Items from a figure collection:
━━━━━━━━━━━━━━━━━━━━━━━━━━━━━━

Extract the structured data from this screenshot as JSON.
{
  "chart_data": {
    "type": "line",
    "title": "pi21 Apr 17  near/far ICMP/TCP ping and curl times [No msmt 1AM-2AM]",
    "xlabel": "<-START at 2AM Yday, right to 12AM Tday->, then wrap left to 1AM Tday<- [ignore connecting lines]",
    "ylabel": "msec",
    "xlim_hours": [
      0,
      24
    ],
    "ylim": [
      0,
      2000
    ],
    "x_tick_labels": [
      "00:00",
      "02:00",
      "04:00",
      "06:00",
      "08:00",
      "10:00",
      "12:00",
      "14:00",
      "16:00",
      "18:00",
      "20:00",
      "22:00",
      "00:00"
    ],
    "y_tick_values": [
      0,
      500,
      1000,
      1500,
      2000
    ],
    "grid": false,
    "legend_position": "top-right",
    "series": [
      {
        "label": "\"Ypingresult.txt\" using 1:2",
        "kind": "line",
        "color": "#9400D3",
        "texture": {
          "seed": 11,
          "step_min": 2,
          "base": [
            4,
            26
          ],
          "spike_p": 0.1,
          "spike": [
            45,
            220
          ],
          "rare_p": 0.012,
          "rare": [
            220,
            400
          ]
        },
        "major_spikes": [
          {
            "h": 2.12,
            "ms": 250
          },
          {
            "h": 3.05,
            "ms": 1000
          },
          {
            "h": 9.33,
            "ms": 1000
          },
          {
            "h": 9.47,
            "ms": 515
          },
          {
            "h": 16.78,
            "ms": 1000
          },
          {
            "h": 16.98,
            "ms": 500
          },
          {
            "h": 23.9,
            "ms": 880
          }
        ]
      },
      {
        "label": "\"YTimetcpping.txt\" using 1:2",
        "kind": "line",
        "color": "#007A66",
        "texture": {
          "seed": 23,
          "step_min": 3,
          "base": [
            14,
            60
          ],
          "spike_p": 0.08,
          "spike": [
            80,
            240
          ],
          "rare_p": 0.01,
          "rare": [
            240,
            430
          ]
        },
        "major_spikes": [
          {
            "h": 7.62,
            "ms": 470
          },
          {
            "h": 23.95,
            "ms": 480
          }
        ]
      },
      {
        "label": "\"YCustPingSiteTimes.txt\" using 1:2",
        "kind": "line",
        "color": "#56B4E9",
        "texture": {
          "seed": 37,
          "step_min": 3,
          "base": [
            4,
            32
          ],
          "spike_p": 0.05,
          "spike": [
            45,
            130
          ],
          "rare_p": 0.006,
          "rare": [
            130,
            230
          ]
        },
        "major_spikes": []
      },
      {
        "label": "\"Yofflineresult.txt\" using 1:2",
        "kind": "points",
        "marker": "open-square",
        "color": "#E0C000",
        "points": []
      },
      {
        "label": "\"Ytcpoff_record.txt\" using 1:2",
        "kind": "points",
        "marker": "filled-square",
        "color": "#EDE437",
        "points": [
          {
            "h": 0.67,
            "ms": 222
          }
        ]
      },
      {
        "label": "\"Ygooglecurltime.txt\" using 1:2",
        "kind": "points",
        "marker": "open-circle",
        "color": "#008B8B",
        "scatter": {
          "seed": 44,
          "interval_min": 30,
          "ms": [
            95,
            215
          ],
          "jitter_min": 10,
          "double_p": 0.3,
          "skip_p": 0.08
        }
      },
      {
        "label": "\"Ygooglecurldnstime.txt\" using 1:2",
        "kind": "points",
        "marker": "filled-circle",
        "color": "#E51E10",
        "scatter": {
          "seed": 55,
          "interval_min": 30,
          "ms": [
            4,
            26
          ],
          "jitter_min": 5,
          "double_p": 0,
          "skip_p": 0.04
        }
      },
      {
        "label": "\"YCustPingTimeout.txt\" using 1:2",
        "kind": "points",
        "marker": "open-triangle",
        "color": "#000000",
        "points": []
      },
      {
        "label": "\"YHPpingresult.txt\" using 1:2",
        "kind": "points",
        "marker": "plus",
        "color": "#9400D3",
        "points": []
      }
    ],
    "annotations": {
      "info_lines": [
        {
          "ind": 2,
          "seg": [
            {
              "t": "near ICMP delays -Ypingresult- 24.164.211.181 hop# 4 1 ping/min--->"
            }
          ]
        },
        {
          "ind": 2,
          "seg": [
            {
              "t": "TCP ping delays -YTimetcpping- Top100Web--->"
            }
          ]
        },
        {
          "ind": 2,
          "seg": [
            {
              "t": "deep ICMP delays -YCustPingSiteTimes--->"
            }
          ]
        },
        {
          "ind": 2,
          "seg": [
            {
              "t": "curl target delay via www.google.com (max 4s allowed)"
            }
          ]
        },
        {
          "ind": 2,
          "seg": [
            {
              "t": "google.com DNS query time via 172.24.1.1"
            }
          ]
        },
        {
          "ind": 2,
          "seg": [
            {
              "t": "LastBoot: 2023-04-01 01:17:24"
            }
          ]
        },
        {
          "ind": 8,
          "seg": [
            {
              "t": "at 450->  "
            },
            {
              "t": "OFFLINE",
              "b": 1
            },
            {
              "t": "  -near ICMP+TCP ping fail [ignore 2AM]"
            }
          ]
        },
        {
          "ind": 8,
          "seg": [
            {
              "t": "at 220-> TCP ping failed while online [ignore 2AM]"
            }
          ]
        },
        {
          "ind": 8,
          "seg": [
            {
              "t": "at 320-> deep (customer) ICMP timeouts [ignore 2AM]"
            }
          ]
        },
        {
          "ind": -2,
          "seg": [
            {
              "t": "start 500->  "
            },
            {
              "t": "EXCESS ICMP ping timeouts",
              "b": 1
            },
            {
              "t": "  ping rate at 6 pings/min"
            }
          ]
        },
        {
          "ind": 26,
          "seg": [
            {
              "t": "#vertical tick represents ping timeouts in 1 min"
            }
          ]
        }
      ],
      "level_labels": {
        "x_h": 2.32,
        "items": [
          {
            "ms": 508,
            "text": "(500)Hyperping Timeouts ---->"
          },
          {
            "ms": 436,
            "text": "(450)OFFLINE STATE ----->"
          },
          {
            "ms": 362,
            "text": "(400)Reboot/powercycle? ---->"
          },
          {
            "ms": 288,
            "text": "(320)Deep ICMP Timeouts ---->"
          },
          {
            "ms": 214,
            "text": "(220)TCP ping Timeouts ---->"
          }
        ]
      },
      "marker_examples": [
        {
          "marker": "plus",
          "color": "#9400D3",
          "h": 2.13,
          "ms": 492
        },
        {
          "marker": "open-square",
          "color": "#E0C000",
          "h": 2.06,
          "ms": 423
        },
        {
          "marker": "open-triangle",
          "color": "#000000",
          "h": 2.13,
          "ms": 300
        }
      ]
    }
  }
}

━━━━━━━━━━━━━━━━━━━━━━━━━━━━━━

# WORK INSTRUCTIONS
Restate every record exactly, leaving nothing out.

# FULL OUTPUT
Extract the structured data from this screenshot as JSON.
{
  "chart_data": {
    "type": "line",
    "title": "pi21 Apr 17  near/far ICMP/TCP ping and curl times [No msmt 1AM-2AM]",
    "xlabel": "<-START at 2AM Yday, right to 12AM Tday->, then wrap left to 1AM Tday<- [ignore connecting lines]",
    "ylabel": "msec",
    "xlim_hours": [
      0,
      24
    ],
    "ylim": [
      0,
      2000
    ],
    "x_tick_labels": [
      "00:00",
      "02:00",
      "04:00",
      "06:00",
      "08:00",
      "10:00",
      "12:00",
      "14:00",
      "16:00",
      "18:00",
      "20:00",
      "22:00",
      "00:00"
    ],
    "y_tick_values": [
      0,
      500,
      1000,
      1500,
      2000
    ],
    "grid": false,
    "legend_position": "top-right",
    "series": [
      {
        "label": "\"Ypingresult.txt\" using 1:2",
        "kind": "line",
        "color": "#9400D3",
        "texture": {
          "seed": 11,
          "step_min": 2,
          "base": [
            4,
            26
          ],
          "spike_p": 0.1,
          "spike": [
            45,
            220
          ],
          "rare_p": 0.012,
          "rare": [
            220,
            400
          ]
        },
        "major_spikes": [
          {
            "h": 2.12,
            "ms": 250
          },
          {
            "h": 3.05,
            "ms": 1000
          },
          {
            "h": 9.33,
            "ms": 1000
          },
          {
            "h": 9.47,
            "ms": 515
          },
          {
            "h": 16.78,
            "ms": 1000
          },
          {
            "h": 16.98,
            "ms": 500
          },
          {
            "h": 23.9,
            "ms": 880
          }
        ]
      },
      {
        "label": "\"YTimetcpping.txt\" using 1:2",
        "kind": "line",
        "color": "#007A66",
        "texture": {
          "seed": 23,
          "step_min": 3,
          "base": [
            14,
            60
          ],
          "spike_p": 0.08,
          "spike": [
            80,
            240
          ],
          "rare_p": 0.01,
          "rare": [
            240,
            430
          ]
        },
        "major_spikes": [
          {
            "h": 7.62,
            "ms": 470
          },
          {
            "h": 23.95,
            "ms": 480
          }
        ]
      },
      {
        "label": "\"YCustPingSiteTimes.txt\" using 1:2",
        "kind": "line",
        "color": "#56B4E9",
        "texture": {
          "seed": 37,
          "step_min": 3,
          "base": [
            4,
            32
          ],
          "spike_p": 0.05,
          "spike": [
            45,
            130
          ],
          "rare_p": 0.006,
          "rare": [
            130,
            230
          ]
        },
        "major_spikes": []
      },
      {
        "label": "\"Yofflineresult.txt\" using 1:2",
        "kind": "points",
        "marker": "open-square",
        "color": "#E0C000",
        "points": []
      },
      {
        "label": "\"Ytcpoff_record.txt\" using 1:2",
        "kind": "points",
        "marker": "filled-square",
        "color": "#EDE437",
        "points": [
          {
            "h": 0.67,
            "ms": 222
          }
        ]
      },
      {
        "label": "\"Ygooglecurltime.txt\" using 1:2",
        "kind": "points",
        "marker": "open-circle",
        "color": "#008B8B",
        "scatter": {
          "seed": 44,
          "interval_min": 30,
          "ms": [
            95,
            215
          ],
          "jitter_min": 10,
          "double_p": 0.3,
          "skip_p": 0.08
        }
      },
      {
        "label": "\"Ygooglecurldnstime.txt\" using 1:2",
        "kind": "points",
        "marker": "filled-circle",
        "color": "#E51E10",
        "scatter": {
          "seed": 55,
          "interval_min": 30,
          "ms": [
            4,
            26
          ],
          "jitter_min": 5,
          "double_p": 0,
          "skip_p": 0.04
        }
      },
      {
        "label": "\"YCustPingTimeout.txt\" using 1:2",
        "kind": "points",
        "marker": "open-triangle",
        "color": "#000000",
        "points": []
      },
      {
        "label": "\"YHPpingresult.txt\" using 1:2",
        "kind": "points",
        "marker": "plus",
        "color": "#9400D3",
        "points": []
      }
    ],
    "annotations": {
      "info_lines": [
        {
          "ind": 2,
          "seg": [
            {
              "t": "near ICMP delays -Ypingresult- 24.164.211.181 hop# 4 1 ping/min--->"
            }
          ]
        },
        {
          "ind": 2,
          "seg": [
            {
              "t": "TCP ping delays -YTimetcpping- Top100Web--->"
            }
          ]
        },
        {
          "ind": 2,
          "seg": [
            {
              "t": "deep ICMP delays -YCustPingSiteTimes--->"
            }
          ]
        },
        {
          "ind": 2,
          "seg": [
            {
              "t": "curl target delay via www.google.com (max 4s allowed)"
            }
          ]
        },
        {
          "ind": 2,
          "seg": [
            {
              "t": "google.com DNS query time via 172.24.1.1"
            }
          ]
        },
        {
          "ind": 2,
          "seg": [
            {
              "t": "LastBoot: 2023-04-01 01:17:24"
            }
          ]
        },
        {
          "ind": 8,
          "seg": [
            {
              "t": "at 450->  "
            },
            {
              "t": "OFFLINE",
              "b": 1
            },
            {
              "t": "  -near ICMP+TCP ping fail [ignore 2AM]"
            }
          ]
        },
        {
          "ind": 8,
          "seg": [
            {
              "t": "at 220-> TCP ping failed while online [ignore 2AM]"
            }
          ]
        },
        {
          "ind": 8,
          "seg": [
            {
              "t": "at 320-> deep (customer) ICMP timeouts [ignore 2AM]"
            }
          ]
        },
        {
          "ind": -2,
          "seg": [
            {
              "t": "start 500->  "
            },
            {
              "t": "EXCESS ICMP ping timeouts",
              "b": 1
            },
            {
              "t": "  ping rate at 6 pings/min"
            }
          ]
        },
        {
          "ind": 26,
          "seg": [
            {
              "t": "#vertical tick represents ping timeouts in 1 min"
            }
          ]
        }
      ],
      "level_labels": {
        "x_h": 2.32,
        "items": [
          {
            "ms": 508,
            "text": "(500)Hyperping Timeouts ---->"
          },
          {
            "ms": 436,
            "text": "(450)OFFLINE STATE ----->"
          },
          {
            "ms": 362,
            "text": "(400)Reboot/powercycle? ---->"
          },
          {
            "ms": 288,
            "text": "(320)Deep ICMP Timeouts ---->"
          },
          {
            "ms": 214,
            "text": "(220)TCP ping Timeouts ---->"
          }
        ]
      },
      "marker_examples": [
        {
          "marker": "plus",
          "color": "#9400D3",
          "h": 2.13,
          "ms": 492
        },
        {
          "marker": "open-square",
          "color": "#E0C000",
          "h": 2.06,
          "ms": 423
        },
        {
          "marker": "open-triangle",
          "color": "#000000",
          "h": 2.13,
          "ms": 300
        }
      ]
    }
  }
}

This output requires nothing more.